(Extracted data entries)
* Start *
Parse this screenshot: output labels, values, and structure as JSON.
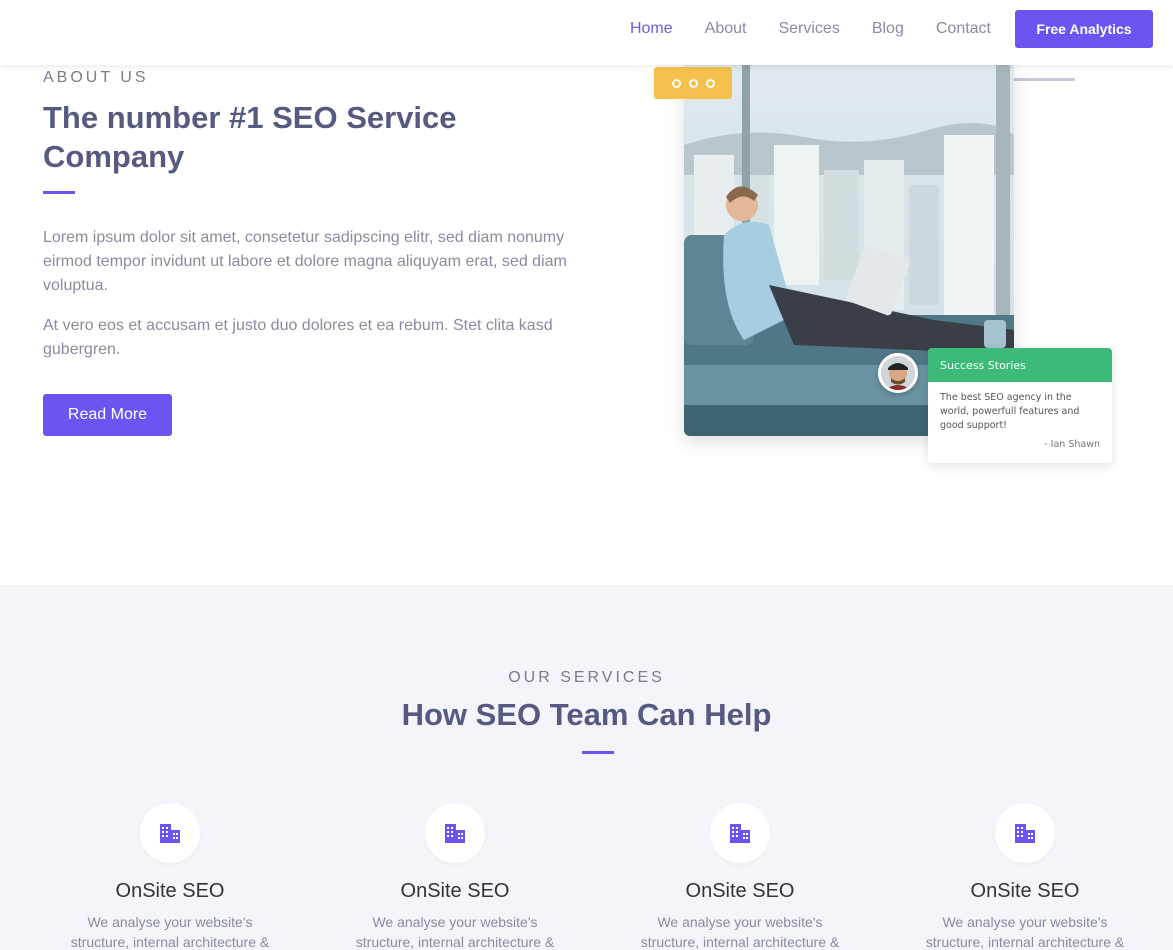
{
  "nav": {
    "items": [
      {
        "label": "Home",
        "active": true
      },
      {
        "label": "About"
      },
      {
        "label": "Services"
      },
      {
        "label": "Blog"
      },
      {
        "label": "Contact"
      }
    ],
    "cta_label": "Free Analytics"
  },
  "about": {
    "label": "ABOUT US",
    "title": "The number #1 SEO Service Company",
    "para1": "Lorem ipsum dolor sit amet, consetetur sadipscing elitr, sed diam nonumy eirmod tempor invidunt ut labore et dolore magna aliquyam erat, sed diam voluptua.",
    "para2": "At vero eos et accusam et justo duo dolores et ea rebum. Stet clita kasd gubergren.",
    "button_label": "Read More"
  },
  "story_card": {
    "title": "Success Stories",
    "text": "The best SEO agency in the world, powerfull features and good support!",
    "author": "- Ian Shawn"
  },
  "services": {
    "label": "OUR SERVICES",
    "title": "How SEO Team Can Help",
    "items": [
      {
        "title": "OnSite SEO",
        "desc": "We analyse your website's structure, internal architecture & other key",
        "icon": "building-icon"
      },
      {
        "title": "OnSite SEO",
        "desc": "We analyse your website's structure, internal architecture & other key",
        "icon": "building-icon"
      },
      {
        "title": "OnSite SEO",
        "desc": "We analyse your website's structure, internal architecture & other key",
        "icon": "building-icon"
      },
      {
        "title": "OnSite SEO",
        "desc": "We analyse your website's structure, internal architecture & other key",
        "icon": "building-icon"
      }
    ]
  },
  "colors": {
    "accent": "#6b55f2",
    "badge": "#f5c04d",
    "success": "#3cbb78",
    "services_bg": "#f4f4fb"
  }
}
* End *
SHORT PROBLEM
Transcribe the full listing above exactly, with the images removed.

WRITTEN SOLUTION
Parse this screenshot: output labels, values, and structure as JSON.
{
  "nav": {
    "items": [
      {
        "label": "Home",
        "active": true
      },
      {
        "label": "About"
      },
      {
        "label": "Services"
      },
      {
        "label": "Blog"
      },
      {
        "label": "Contact"
      }
    ],
    "cta_label": "Free Analytics"
  },
  "about": {
    "label": "ABOUT US",
    "title": "The number #1 SEO Service Company",
    "para1": "Lorem ipsum dolor sit amet, consetetur sadipscing elitr, sed diam nonumy eirmod tempor invidunt ut labore et dolore magna aliquyam erat, sed diam voluptua.",
    "para2": "At vero eos et accusam et justo duo dolores et ea rebum. Stet clita kasd gubergren.",
    "button_label": "Read More"
  },
  "story_card": {
    "title": "Success Stories",
    "text": "The best SEO agency in the world, powerfull features and good support!",
    "author": "- Ian Shawn"
  },
  "services": {
    "label": "OUR SERVICES",
    "title": "How SEO Team Can Help",
    "items": [
      {
        "title": "OnSite SEO",
        "desc": "We analyse your website's structure, internal architecture & other key",
        "icon": "building-icon"
      },
      {
        "title": "OnSite SEO",
        "desc": "We analyse your website's structure, internal architecture & other key",
        "icon": "building-icon"
      },
      {
        "title": "OnSite SEO",
        "desc": "We analyse your website's structure, internal architecture & other key",
        "icon": "building-icon"
      },
      {
        "title": "OnSite SEO",
        "desc": "We analyse your website's structure, internal architecture & other key",
        "icon": "building-icon"
      }
    ]
  },
  "colors": {
    "accent": "#6b55f2",
    "badge": "#f5c04d",
    "success": "#3cbb78",
    "services_bg": "#f4f4fb"
  }
}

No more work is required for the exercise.